▶ _Your objective_
Could you copy every line of the data that contains "provided"?

▶ _Document page text data_
☆ ☆ ☆ ☆
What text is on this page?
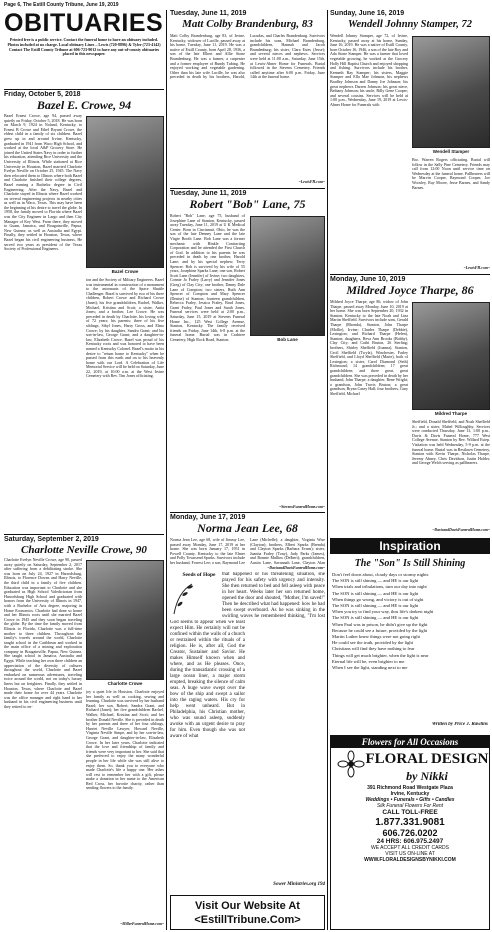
Page 6, The Estill County Tribune, June 19, 2019
OBITUARIES
Printed free is a public service. Contact the funeral home to have an obituary included. Photos included at no charge. Local obituary Lines – Lewis (720-8896) & Tyler (723-4142) Contact The Estill County Tribune at 606-723-9012 to have any out-of-county obituaries placed in this newspaper.
Friday, October 5, 2018
Bazel E. Crowe, 94
Bazel Ernest Crowe, age 94, passed away quietly on Friday, October 5, 2018. He was born on March 9, 1924 in Noland, Kentucky, to Ernest B Crowe and Ethel Bryant Crowe, the eldest child in a family of six children. Bazel grew up in and around Irvine, Kentucky, graduated in 1941 from Wacо High School, and worked at the local A&P Grocery Store. He joined the United States Navy in order to further his education, attending Rice University and the University of Illinois. While stationed at Rice University in Houston, Bazel married Charlotte Evelyn Neville on October 25, 1945. The Navy then relocated them to Illinois where both Bazel and Charlotte finished their college degrees, Bazel earning a Bachelor degree in Civil Engineering. After the Navy, Bazel and Charlotte stayed in Illinois where Bazel worked on several engineering projects in nearby cities as well as in Waco, Texas. This may have been the beginning of his desire to travel the globe. In 1958, the family moved to Florida where Bazel was the City Engineer in Largo and then City Manager of Key West. From there, they moved to Guam, Jamaica, and Bougainville, Papua, New Guinea; as well as Australia and Egypt. Finally, they settled in Houston, Texas, where Bazel began his civil engineering business. He served two years as president of the Texas Society of Professional Engineers.
Bazel Crowe
ton and the Society of Military Engineers. Bazel was instrumental in construction of a monument to the astronauts of the Space Shuttle Challenger. Bazel is survived by two of his three children, Robert Crowe and Richard Crowe (Janet); his five grandchildren, Rachel, Walker, Michael, Kristina and Scott; a sister, Anita Jones; and a brother, Lee Crowe. He was preceded in death by Charlotte, his loving wife of 72 years; his parents; three of his five siblings, Sibyl Jones, Harry Gross, and Elmo Crowe; by his daughter, Sandra Grant; and his son-in-law, George Grant; and a daughter-in-law, Elizabeth Crowe. Bazel was proud of his Kentucky roots and was honored to have been named a Kentucky Colonel. Bazel's motto in his desire to "return home to Kentucky" when he passed from this earth and on to his heavenly home with our Lord. A Celebration of Life Memorial Service will be held on Saturday, June 22, 2019, at 10:00 a.m. at the West Irvine Cemetery with Rev. Tim Jones officiating.
Saturday, September 2, 2019
Charlotte Neville Crowe, 90
Charlotte Evelyn Neville Crowe, age 90, passed away quietly on Saturday, September 2, 2017 after suffering from a debilitating stroke. She was born on July 24, 1927 in Harrodsburg, Illinois, to Florence Downs and Harry Neville, the third child in a family of five children. Education was important to Charlotte and she graduated as High School Valedictorian from Harrodsburg High School and graduated with honors from the University of Illinois in 1947, with a Bachelor of Arts degree, majoring in Home Economics. Charlotte had done so home and her Illinois roots until she married Bazel Crowe in 1945 and they soon began traveling the globe. By the time the family moved from Illinois to Florida, Charlotte was a full-time mother to three children. Throughout the family's travels around the world, Charlotte taught school in the Caribbean and worked in the main office of a mining and exploration company in Bougainville, Papua, New Guinea. She taught school in Jamaica, Australia and Egypt. While teaching her own three children an appreciation of the diversity of cultures throughout the world, Charlotte and Bazel embarked on numerous adventures, traveling twice around the world, not on today's luxury liners but on freighters. Finally, they settled in Houston, Texas, where Charlotte and Bazel made their home for over 44 years. Charlotte was the office manager and right hand to her husband in his civil engineering business until they retired to en-
Charlotte Crowe
joy a quiet life in Houston. Charlotte enjoyed her family as well as cooking, sewing and learning. Charlotte was survived by her husband Bazel; her son, Robert; Sandra Grant, and Richard (Janet); her five grandchildren Rachel, Walker, Michael, Kristina and Scott; and her brother Donald Neville. She is preceded in death by her parents and three of her four siblings, Harriet Neville Lawyer, Howard Neville, Virginia Neville Simpe, and by her son-in-law, George Grant, and daughter-in-law, Elizabeth Crowe. In her later years, Charlotte indicated that the love and friendship of family and friends were very important to her. She said that she preferred to enjoy the many wonderful people in her life while she was still alive to enjoy them. So, thank you to everyone who made Charlotte's life a happy one. Her ashes will rest to remember her with a gift, please make a donation in her name to the American Red Cross, her favorite charity, rather than sending flowers to the family.
~MillerFuneralHome.com~
Tuesday, June 11, 2019
Matt Colby Brandenburg, 83
Matt Colby Brandenburg, age 83, of Irvine, Kentucky, widower of Lucille, passed away at his home, Tuesday, June 11, 2019. He was a native of Estill County, born April 28, 1936, a son of the late Elbert and Allie Stone Brandenburg. He was a farmer, a carpenter and a former employee of Bundy Tubing. He enjoyed working and vegetable gardening. Other than his late wife Lucille, he was also preceded in death by his brothers, Harold, Lucudas, and Charles Brandenburg. Survivors include his sons, Michael Brandenburg, grandchildren, Hannah and Jacob Brandenburg; his sister, Clara Estes (Jesse); and several nieces and nephews. Services were held at 11:00 a.m., Saturday, June 15th, at Lewis-Abner Home for Funerals. Burial followed in the Stevens Cemetery. Friends called anytime after 6:00 p.m. Friday, June 14th at the funeral home.
~LewisFH.com~
Tuesday, June 11, 2019
Robert "Bob" Lane, 75
Robert "Bob" Lane, age 75, husband of Josephine Lane of Stanton, Kentucky, passed away Tuesday, June 11, 2019 at U K Medical Center. Born in Cincinnati, Ohio, he was the son of the late Denney Lane and the late Virgie Booth Lane. Bob Lane was a former mechanic with Hinkle Contracting Corporation and he attended the First Church of God. In addition to his parents he was preceded in death by one brother, Harold Lane; and by his special nephew, Terry Spencer. Bob is survived by his wife of 55 years, Josephine Sparks Lane; one son, Robert Scott Lane (Jennifer) of Irvine; two daughters, Connie Jo Fraley (Larry) and Jennifer Jones (Greg) of Clay City; one brother, Danny Dale Lane of Compton; two sisters, Ruth Ann Spencer of Compton and Mary Spencer (Denise) of Stanton; fourteen grandchildren, Rebecca Fraley, Jessica Fraley, Brad Jones, Grant Fraley, Paul Jones and Sarah Jones. Funeral services were held at 2:00 p.m., Saturday, June 15, 2019 at Stevens Funeral Home Inc., 125 West College Avenue, Stanton, Kentucky. The family received friends on Friday, June 14th, 6-8 p.m. at the funeral home. Burial was in Crabtree Cemetery, High Rock Road, Stanton.	Bob Lane
~StevensFuneralHome.com~
Monday, June 17, 2019
Norma Jean Lee, 68
Norma Jean Lee, age 68, wife of Jimmy Lee, passed away Monday, June 17, 2019 at her home. She was born January 17, 1951 in Powell County, Kentucky to the late Elmer and Polly Townsend Sparks. Survivors include her husband, Forrest Lee; a son, Raymond Lee Lane (Michelle); a daughter, Virginia Wise (Clayton); brothers, Elbert Sparks (Brenda) and Clayton Sparks (Barbara Evans); sister, Juanita Fraley (Tony), Judy Parks (James), and Bonnie Mullins (Delbert); grandchildren, Austin Lane, Savannah Lane, Clayton Alan
~DavisandDavisFuneralHome.com~
Seeds of Hope	that happened or his threatening situation, she prayed for his safety with urgency and intensity. She then returned to bed and fell asleep with peace in her heart. Weeks later her son returned home, opened the door and shouted, "Mother, I'm saved!" Then he described what had happened: how he had been swept overboard. As he was sinking in the swirling waves he remembered thinking, "I'm lost
God seems to appear when we least expect Him. He certainly will not be confined within the walls of a church or restrained within the rituals of a religion. He is, after all, God the Creator, Sustainer and Savior. He makes Himself known when and where, and as He pleases. Once, during the transatlantic crossing of a large ocean liner, a major storm erupted, breaking the silence of calm seas. A huge wave swept over the bow of the ship and swept a sailor into the raging waters. His cry for help went unheard. But in Philadelphia, his Christian mother, who was sound asleep, suddenly awoke with an urgent desire to pray for him. Even though she was not aware of what
Sower Ministries.org 194
Visit Our Website At
<EstillTribune.Com>
Sunday, June 16, 2019
Wendell Johnny Stamper, 72
Wendell Johnny Stamper, age 72, of Irvine, Kentucky, passed away at his home, Sunday, June 16, 2019. He was a native of Estill County, born October 16, 1946, a son of the late Roy and Ada Stone Stamper. He was a farmer that loved vegetable growing, he worked at the Grocery Holly Hill Baptist Church and enjoyed shopping and fishing. Survivors include his brother, Kenneth Ray Stamper; his sisters, Maggie Stamper and Ella Mae Johnson, his nephews Bradley Johnson and Danny Joe Johnson; his great nephews Darren Johnson; his great niece, Bethany Johnson; his uncle, Billy Gene Cooper; and several cousins. Services will be held at 1:00 p.m., Wednesday, June 19, 2019 at Lewis-Abner Home for Funerals with
Wendell Stamper
Bro. Warren Rogers officiating. Burial will follow in the Sally Pine Cemetery. Friends may call from 12:00 Noon until service time on Wednesday at the funeral home. Pallbearers will be Marvin Cooper, Raymond Cooper, Joe Woosley, Ray Moore, Jesse Barnes, and Sandy Barnes.
~LewisFH.com~
Monday, June 10, 2019
Mildred Joyce Tharpe, 86
Mildred Joyce Tharpe, age 86, widow of John Tharpe, passed away Monday, June 10, 2019 at her home. She was born September 20, 1932 in Stanton, Kentucky to the late Noah and Lina Martin Sheffield. Survivors include sons, Gerald Tharpe (Rhonda), Stanton, John Tharpe (Mollie), Irvine; Charles Tharpe (Debbie), Lexington; and Richard Tharpe (Helen), Stanton; daughters, Reva Ann Brooks (Bobby), Clay City; and Cathi Bruton, 26 Sterling; brothers, Shirley Sheffield (Joanna), Stanton, Cecil Sheffield (Twyla), Winchester, Farley Sheffield, and Lloyd Sheffield (Marie), both of Lexington; a sister, Carol Diamond (Seth) Richmond; 14 grandchildren; 17 great grandchildren; and three great, great grandchildren. She was preceded in death by her husband, John Tharpe; a daughter, Rene Wright; a grandson, John Travis Bruton; a great grandson, Bryan Casey Hall; four brothers, Gary Sheffield, Michael
Mildred Tharpe
Sheffield, Donald Sheffield, and Noah Sheffield Jr.; and a sister, Mabel Willoughby. Services were conducted Thursday, June 13, 1:00 p.m., Davis & Davis Funeral Home, 777 West College Avenue, Stanton by Rev. Willard Estep. Visitation was held Wednesday, 5-9 p.m. at the funeral home. Burial was in Restlawn Cemetery, Stanton with Kevin Tharpe, Nicholas Tharpe, Jeremy Abney, Chris Davidson, Justin Holder, and George Welch serving as pallbearers.
~DavisandDavisFuneralHome.com~
Inspiration
The "Son" Is Still Shining
Don't feel down about, cloudy days or stormy nights
The SON is still shining — and HE is our light
When trials and tribulations, turn our day into night
The SON is still shining — and HE is our light
When things go wrong, and victory is out of sight
The SON is still shining — and HE is our light
When you try to find your way, thru life's darkest night
The SON is still shining — and HE is our light
When Paul was in prison, he didn't give up the fight
Because he could see a future, provided by the light
Martin Luther knew things were not going right
He could see the truth, provided by the light
Christians will find they have nothing to fear
Things will get much brighter, when the light is near
Eternal life will be, even brighter to me
When I see the light, standing next to me
Written by Price J. Rawlins
Flowers for All Occasions
FLORAL DESIGN
by Nikki
391 Richmond Road Westgate Plaza
Irvine, Kentucky
Weddings • Funerals • Gifts • Candles
Silk Funeral Flowers For Rent
CALL TOLL-FREE
1.877.331.9081
606.726.0202
24 HRS: 606.975.2497
WE ACCEPT ALL CREDIT CARDS
VISIT US ON-LINE AT
WWW.FLORALDESIGNSBYNIKKI.COM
☆ ☆ ☆ ☆
▶ _Solution to this task_
Because he could see a future, provided by the light
He could see the truth, provided by the light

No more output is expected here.